— Start of Items —

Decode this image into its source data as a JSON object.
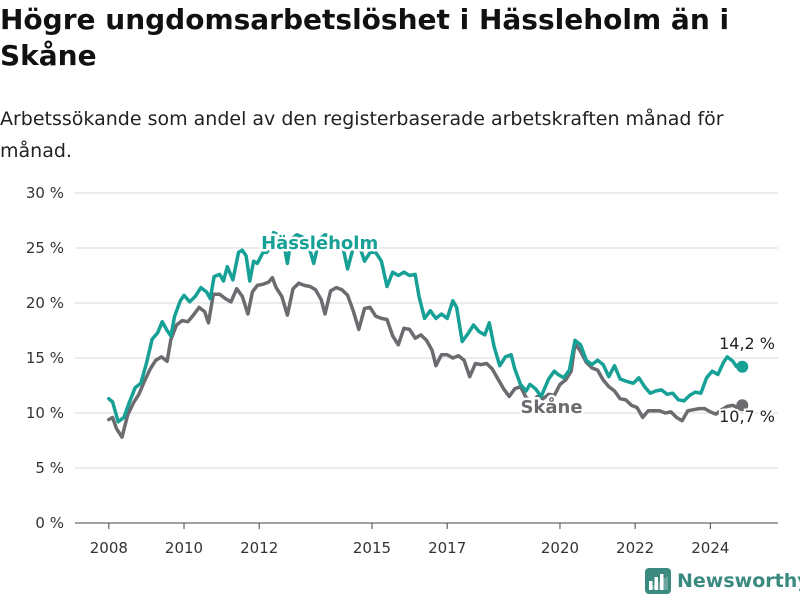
{
  "header": {
    "title": "Högre ungdomsarbetslöshet i Hässleholm än i Skåne",
    "subtitle": "Arbetssökande som andel av den registerbaserade arbetskraften månad för månad."
  },
  "brand": {
    "name": "Newsworthy",
    "icon": "bar-chart-logo-icon"
  },
  "colors": {
    "hassleholm": "#17a096",
    "skane": "#6b6b70",
    "grid": "#d9d9d9",
    "text": "#333333"
  },
  "chart_data": {
    "type": "line",
    "title": "Högre ungdomsarbetslöshet i Hässleholm än i Skåne",
    "subtitle": "Arbetssökande som andel av den registerbaserade arbetskraften månad för månad.",
    "xlabel": "",
    "ylabel": "",
    "x_ticks": [
      "2008",
      "2010",
      "2012",
      "2015",
      "2017",
      "2020",
      "2022",
      "2024"
    ],
    "y_ticks": [
      "0 %",
      "5 %",
      "10 %",
      "15 %",
      "20 %",
      "25 %",
      "30 %"
    ],
    "ylim": [
      0,
      30
    ],
    "xlim": [
      2007.1,
      2025.8
    ],
    "grid": true,
    "series": [
      {
        "name": "Hässleholm",
        "label": "Hässleholm",
        "end_label": "14,2 %",
        "color": "#17a096",
        "points": [
          [
            2008.0,
            11.3
          ],
          [
            2008.1,
            11.0
          ],
          [
            2008.25,
            9.2
          ],
          [
            2008.4,
            9.6
          ],
          [
            2008.55,
            11.0
          ],
          [
            2008.7,
            12.3
          ],
          [
            2008.85,
            12.7
          ],
          [
            2009.0,
            14.5
          ],
          [
            2009.15,
            16.7
          ],
          [
            2009.3,
            17.3
          ],
          [
            2009.42,
            18.3
          ],
          [
            2009.55,
            17.5
          ],
          [
            2009.65,
            17.0
          ],
          [
            2009.75,
            18.8
          ],
          [
            2009.9,
            20.2
          ],
          [
            2010.0,
            20.7
          ],
          [
            2010.15,
            20.1
          ],
          [
            2010.3,
            20.6
          ],
          [
            2010.45,
            21.4
          ],
          [
            2010.6,
            21.0
          ],
          [
            2010.7,
            20.4
          ],
          [
            2010.8,
            22.4
          ],
          [
            2010.95,
            22.6
          ],
          [
            2011.05,
            22.0
          ],
          [
            2011.15,
            23.3
          ],
          [
            2011.3,
            22.1
          ],
          [
            2011.45,
            24.6
          ],
          [
            2011.55,
            24.8
          ],
          [
            2011.65,
            24.3
          ],
          [
            2011.75,
            22.0
          ],
          [
            2011.85,
            23.8
          ],
          [
            2011.95,
            23.6
          ],
          [
            2012.1,
            24.6
          ],
          [
            2012.2,
            24.6
          ],
          [
            2012.3,
            25.1
          ],
          [
            2012.38,
            26.4
          ],
          [
            2012.5,
            26.2
          ],
          [
            2012.65,
            25.5
          ],
          [
            2012.75,
            23.6
          ],
          [
            2012.85,
            25.8
          ],
          [
            2013.0,
            26.2
          ],
          [
            2013.15,
            26.0
          ],
          [
            2013.3,
            25.4
          ],
          [
            2013.45,
            23.6
          ],
          [
            2013.6,
            25.8
          ],
          [
            2013.75,
            26.2
          ],
          [
            2013.9,
            26.1
          ],
          [
            2014.05,
            25.8
          ],
          [
            2014.2,
            25.5
          ],
          [
            2014.35,
            23.1
          ],
          [
            2014.5,
            25.0
          ],
          [
            2014.65,
            25.4
          ],
          [
            2014.8,
            23.8
          ],
          [
            2014.95,
            24.6
          ],
          [
            2015.1,
            24.6
          ],
          [
            2015.25,
            23.8
          ],
          [
            2015.4,
            21.5
          ],
          [
            2015.55,
            22.8
          ],
          [
            2015.7,
            22.5
          ],
          [
            2015.85,
            22.8
          ],
          [
            2016.0,
            22.5
          ],
          [
            2016.15,
            22.6
          ],
          [
            2016.25,
            20.6
          ],
          [
            2016.4,
            18.6
          ],
          [
            2016.55,
            19.3
          ],
          [
            2016.7,
            18.6
          ],
          [
            2016.85,
            19.0
          ],
          [
            2017.0,
            18.6
          ],
          [
            2017.15,
            20.2
          ],
          [
            2017.25,
            19.6
          ],
          [
            2017.4,
            16.5
          ],
          [
            2017.55,
            17.2
          ],
          [
            2017.7,
            18.0
          ],
          [
            2017.85,
            17.4
          ],
          [
            2018.0,
            17.1
          ],
          [
            2018.12,
            18.2
          ],
          [
            2018.25,
            16.0
          ],
          [
            2018.4,
            14.3
          ],
          [
            2018.55,
            15.1
          ],
          [
            2018.7,
            15.3
          ],
          [
            2018.8,
            14.0
          ],
          [
            2018.95,
            12.6
          ],
          [
            2019.1,
            12.0
          ],
          [
            2019.2,
            12.6
          ],
          [
            2019.35,
            12.2
          ],
          [
            2019.5,
            11.5
          ],
          [
            2019.6,
            12.3
          ],
          [
            2019.7,
            13.1
          ],
          [
            2019.85,
            13.8
          ],
          [
            2019.95,
            13.5
          ],
          [
            2020.1,
            13.2
          ],
          [
            2020.25,
            13.9
          ],
          [
            2020.4,
            16.6
          ],
          [
            2020.55,
            16.2
          ],
          [
            2020.7,
            14.8
          ],
          [
            2020.85,
            14.4
          ],
          [
            2021.0,
            14.8
          ],
          [
            2021.15,
            14.4
          ],
          [
            2021.3,
            13.3
          ],
          [
            2021.45,
            14.3
          ],
          [
            2021.6,
            13.1
          ],
          [
            2021.75,
            12.9
          ],
          [
            2021.95,
            12.7
          ],
          [
            2022.1,
            13.2
          ],
          [
            2022.25,
            12.4
          ],
          [
            2022.4,
            11.8
          ],
          [
            2022.55,
            12.0
          ],
          [
            2022.7,
            12.1
          ],
          [
            2022.85,
            11.7
          ],
          [
            2023.0,
            11.8
          ],
          [
            2023.15,
            11.2
          ],
          [
            2023.3,
            11.1
          ],
          [
            2023.45,
            11.6
          ],
          [
            2023.6,
            11.9
          ],
          [
            2023.75,
            11.8
          ],
          [
            2023.9,
            13.2
          ],
          [
            2024.05,
            13.8
          ],
          [
            2024.2,
            13.5
          ],
          [
            2024.35,
            14.6
          ],
          [
            2024.45,
            15.1
          ],
          [
            2024.6,
            14.7
          ],
          [
            2024.7,
            14.2
          ],
          [
            2024.85,
            14.2
          ]
        ]
      },
      {
        "name": "Skåne",
        "label": "Skåne",
        "end_label": "10,7 %",
        "color": "#6b6b70",
        "points": [
          [
            2008.0,
            9.4
          ],
          [
            2008.1,
            9.6
          ],
          [
            2008.2,
            8.6
          ],
          [
            2008.35,
            7.8
          ],
          [
            2008.5,
            9.8
          ],
          [
            2008.65,
            10.9
          ],
          [
            2008.8,
            11.7
          ],
          [
            2008.95,
            12.9
          ],
          [
            2009.1,
            14.0
          ],
          [
            2009.25,
            14.8
          ],
          [
            2009.4,
            15.1
          ],
          [
            2009.55,
            14.7
          ],
          [
            2009.65,
            16.7
          ],
          [
            2009.8,
            18.0
          ],
          [
            2009.95,
            18.4
          ],
          [
            2010.1,
            18.3
          ],
          [
            2010.25,
            18.9
          ],
          [
            2010.4,
            19.6
          ],
          [
            2010.55,
            19.2
          ],
          [
            2010.65,
            18.2
          ],
          [
            2010.78,
            20.8
          ],
          [
            2010.95,
            20.8
          ],
          [
            2011.1,
            20.4
          ],
          [
            2011.25,
            20.1
          ],
          [
            2011.4,
            21.3
          ],
          [
            2011.55,
            20.6
          ],
          [
            2011.7,
            19.0
          ],
          [
            2011.82,
            21.0
          ],
          [
            2011.95,
            21.6
          ],
          [
            2012.1,
            21.7
          ],
          [
            2012.25,
            21.9
          ],
          [
            2012.35,
            22.3
          ],
          [
            2012.45,
            21.4
          ],
          [
            2012.6,
            20.6
          ],
          [
            2012.75,
            18.9
          ],
          [
            2012.9,
            21.3
          ],
          [
            2013.05,
            21.8
          ],
          [
            2013.2,
            21.6
          ],
          [
            2013.35,
            21.5
          ],
          [
            2013.5,
            21.2
          ],
          [
            2013.65,
            20.3
          ],
          [
            2013.75,
            19.0
          ],
          [
            2013.9,
            21.1
          ],
          [
            2014.05,
            21.4
          ],
          [
            2014.2,
            21.2
          ],
          [
            2014.35,
            20.7
          ],
          [
            2014.5,
            19.3
          ],
          [
            2014.65,
            17.6
          ],
          [
            2014.8,
            19.5
          ],
          [
            2014.95,
            19.6
          ],
          [
            2015.1,
            18.8
          ],
          [
            2015.25,
            18.6
          ],
          [
            2015.4,
            18.5
          ],
          [
            2015.55,
            17.0
          ],
          [
            2015.7,
            16.2
          ],
          [
            2015.85,
            17.7
          ],
          [
            2016.0,
            17.6
          ],
          [
            2016.15,
            16.8
          ],
          [
            2016.3,
            17.1
          ],
          [
            2016.45,
            16.6
          ],
          [
            2016.6,
            15.7
          ],
          [
            2016.7,
            14.3
          ],
          [
            2016.85,
            15.3
          ],
          [
            2017.0,
            15.3
          ],
          [
            2017.15,
            15.0
          ],
          [
            2017.3,
            15.2
          ],
          [
            2017.45,
            14.8
          ],
          [
            2017.6,
            13.3
          ],
          [
            2017.75,
            14.5
          ],
          [
            2017.9,
            14.4
          ],
          [
            2018.05,
            14.5
          ],
          [
            2018.2,
            14.0
          ],
          [
            2018.35,
            13.1
          ],
          [
            2018.5,
            12.2
          ],
          [
            2018.65,
            11.5
          ],
          [
            2018.8,
            12.2
          ],
          [
            2018.95,
            12.4
          ],
          [
            2019.1,
            11.4
          ],
          [
            2019.25,
            11.0
          ],
          [
            2019.4,
            11.5
          ],
          [
            2019.55,
            11.3
          ],
          [
            2019.7,
            11.7
          ],
          [
            2019.85,
            11.6
          ],
          [
            2020.0,
            12.6
          ],
          [
            2020.15,
            13.0
          ],
          [
            2020.3,
            13.8
          ],
          [
            2020.4,
            16.3
          ],
          [
            2020.55,
            15.6
          ],
          [
            2020.7,
            14.6
          ],
          [
            2020.85,
            14.1
          ],
          [
            2021.0,
            13.9
          ],
          [
            2021.15,
            13.0
          ],
          [
            2021.3,
            12.4
          ],
          [
            2021.45,
            12.0
          ],
          [
            2021.6,
            11.3
          ],
          [
            2021.75,
            11.2
          ],
          [
            2021.9,
            10.7
          ],
          [
            2022.05,
            10.5
          ],
          [
            2022.2,
            9.6
          ],
          [
            2022.35,
            10.2
          ],
          [
            2022.5,
            10.2
          ],
          [
            2022.65,
            10.2
          ],
          [
            2022.8,
            10.0
          ],
          [
            2022.95,
            10.1
          ],
          [
            2023.1,
            9.6
          ],
          [
            2023.25,
            9.3
          ],
          [
            2023.4,
            10.2
          ],
          [
            2023.55,
            10.3
          ],
          [
            2023.7,
            10.4
          ],
          [
            2023.85,
            10.4
          ],
          [
            2024.0,
            10.1
          ],
          [
            2024.15,
            9.9
          ],
          [
            2024.3,
            10.3
          ],
          [
            2024.45,
            10.6
          ],
          [
            2024.6,
            10.7
          ],
          [
            2024.7,
            10.5
          ],
          [
            2024.85,
            10.7
          ]
        ]
      }
    ]
  }
}
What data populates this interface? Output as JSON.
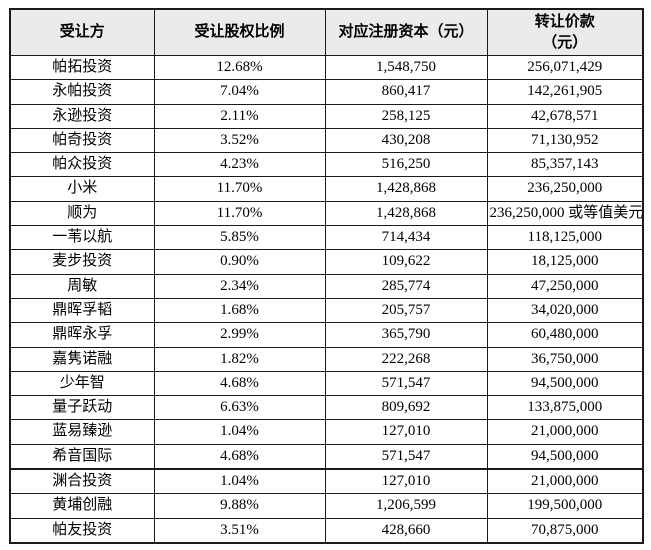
{
  "table": {
    "headers": {
      "transferee": "受让方",
      "equity_ratio": "受让股权比例",
      "registered_capital": "对应注册资本（元）",
      "transfer_price_line1": "转让价款",
      "transfer_price_line2": "（元）"
    },
    "header_bg_color": "#ebebeb",
    "border_color": "#1a1a1a",
    "rows": [
      {
        "name": "帕拓投资",
        "ratio": "12.68%",
        "capital": "1,548,750",
        "price": "256,071,429"
      },
      {
        "name": "永帕投资",
        "ratio": "7.04%",
        "capital": "860,417",
        "price": "142,261,905"
      },
      {
        "name": "永逊投资",
        "ratio": "2.11%",
        "capital": "258,125",
        "price": "42,678,571"
      },
      {
        "name": "帕奇投资",
        "ratio": "3.52%",
        "capital": "430,208",
        "price": "71,130,952"
      },
      {
        "name": "帕众投资",
        "ratio": "4.23%",
        "capital": "516,250",
        "price": "85,357,143"
      },
      {
        "name": "小米",
        "ratio": "11.70%",
        "capital": "1,428,868",
        "price": "236,250,000"
      },
      {
        "name": "顺为",
        "ratio": "11.70%",
        "capital": "1,428,868",
        "price": "236,250,000 或等值美元"
      },
      {
        "name": "一苇以航",
        "ratio": "5.85%",
        "capital": "714,434",
        "price": "118,125,000"
      },
      {
        "name": "麦步投资",
        "ratio": "0.90%",
        "capital": "109,622",
        "price": "18,125,000"
      },
      {
        "name": "周敏",
        "ratio": "2.34%",
        "capital": "285,774",
        "price": "47,250,000"
      },
      {
        "name": "鼎晖孚韬",
        "ratio": "1.68%",
        "capital": "205,757",
        "price": "34,020,000"
      },
      {
        "name": "鼎晖永孚",
        "ratio": "2.99%",
        "capital": "365,790",
        "price": "60,480,000"
      },
      {
        "name": "嘉隽诺融",
        "ratio": "1.82%",
        "capital": "222,268",
        "price": "36,750,000"
      },
      {
        "name": "少年智",
        "ratio": "4.68%",
        "capital": "571,547",
        "price": "94,500,000"
      },
      {
        "name": "量子跃动",
        "ratio": "6.63%",
        "capital": "809,692",
        "price": "133,875,000"
      },
      {
        "name": "蓝易臻逊",
        "ratio": "1.04%",
        "capital": "127,010",
        "price": "21,000,000"
      },
      {
        "name": "希音国际",
        "ratio": "4.68%",
        "capital": "571,547",
        "price": "94,500,000"
      },
      {
        "name": "渊合投资",
        "ratio": "1.04%",
        "capital": "127,010",
        "price": "21,000,000",
        "section_break": true
      },
      {
        "name": "黄埔创融",
        "ratio": "9.88%",
        "capital": "1,206,599",
        "price": "199,500,000"
      },
      {
        "name": "帕友投资",
        "ratio": "3.51%",
        "capital": "428,660",
        "price": "70,875,000"
      }
    ]
  }
}
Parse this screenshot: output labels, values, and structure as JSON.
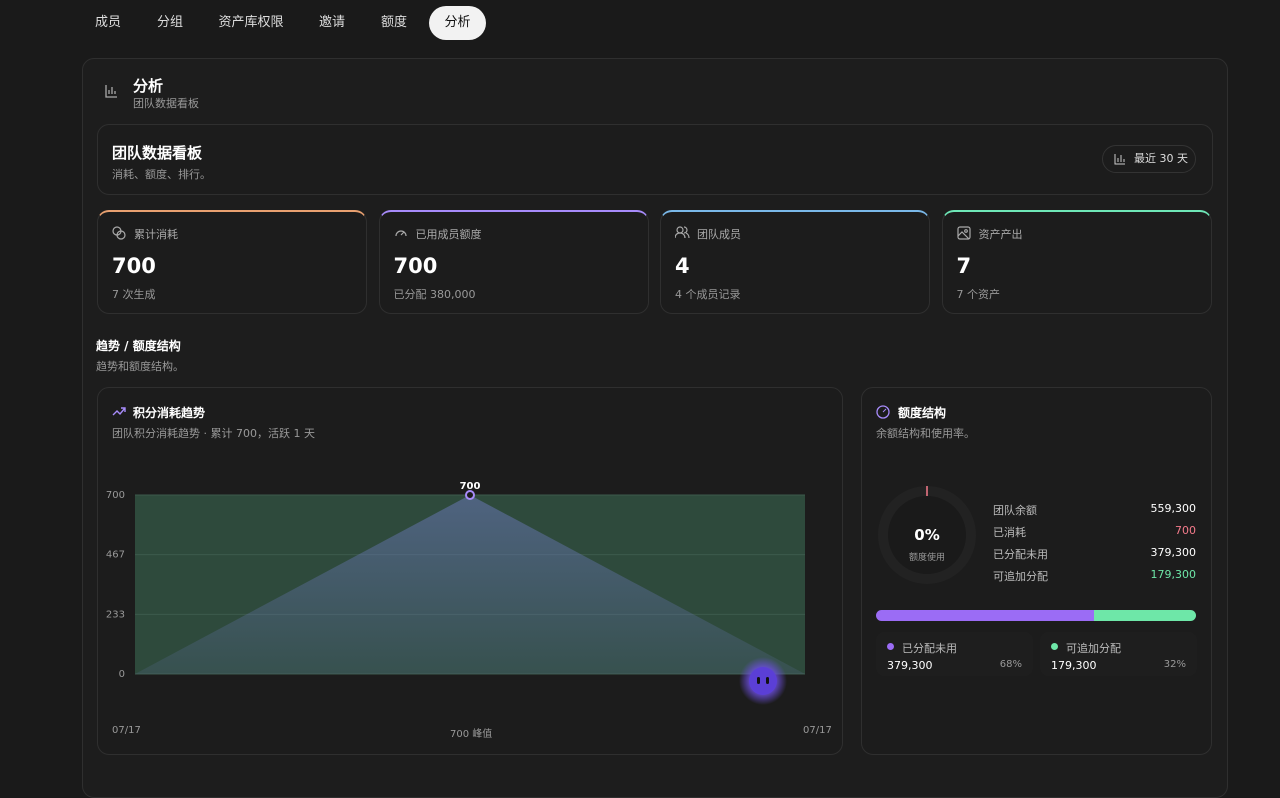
{
  "tabs": [
    "成员",
    "分组",
    "资产库权限",
    "邀请",
    "额度",
    "分析"
  ],
  "header": {
    "title": "分析",
    "subtitle": "团队数据看板"
  },
  "dashboard": {
    "title": "团队数据看板",
    "subtitle": "消耗、额度、排行。",
    "range_button": "最近 30 天"
  },
  "stats": [
    {
      "label": "累计消耗",
      "value": "700",
      "note": "7 次生成"
    },
    {
      "label": "已用成员额度",
      "value": "700",
      "note": "已分配 380,000"
    },
    {
      "label": "团队成员",
      "value": "4",
      "note": "4 个成员记录"
    },
    {
      "label": "资产产出",
      "value": "7",
      "note": "7 个资产"
    }
  ],
  "section": {
    "title": "趋势 / 额度结构",
    "subtitle": "趋势和额度结构。"
  },
  "trend": {
    "title": "积分消耗趋势",
    "subtitle": "团队积分消耗趋势 · 累计 700，活跃 1 天",
    "footer": [
      "07/17",
      "700 峰值",
      "07/17"
    ]
  },
  "chart_data": {
    "type": "area",
    "categories": [
      null,
      null,
      null
    ],
    "values": [
      0,
      700,
      0
    ],
    "color": "#a78bfa",
    "ylim": [
      0,
      700
    ],
    "yticks": [
      0,
      233,
      467,
      700
    ],
    "grid": true
  },
  "quota": {
    "title": "额度结构",
    "subtitle": "余额结构和使用率。",
    "usage": {
      "value": 0,
      "label": "0%",
      "caption": "额度使用"
    },
    "rows": [
      {
        "label": "团队余额",
        "value": "559,300"
      },
      {
        "label": "已消耗",
        "value": "700"
      },
      {
        "label": "已分配未用",
        "value": "379,300"
      },
      {
        "label": "可追加分配",
        "value": "179,300"
      }
    ],
    "legend": [
      {
        "label": "已分配未用",
        "amount": "379,300",
        "share": 68,
        "share_label": "68%",
        "color": "#9b6cf5"
      },
      {
        "label": "可追加分配",
        "amount": "179,300",
        "share": 32,
        "share_label": "32%",
        "color": "#6ee7a8"
      }
    ]
  }
}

— End of Items —

Task to complete ▸
Select every line where the word "this" occurs.

Task result ▸
Decode this image into its source data as a JSON object.
What data populates this interface? Output as JSON.
Parse this screenshot: output labels, values, and structure as JSON.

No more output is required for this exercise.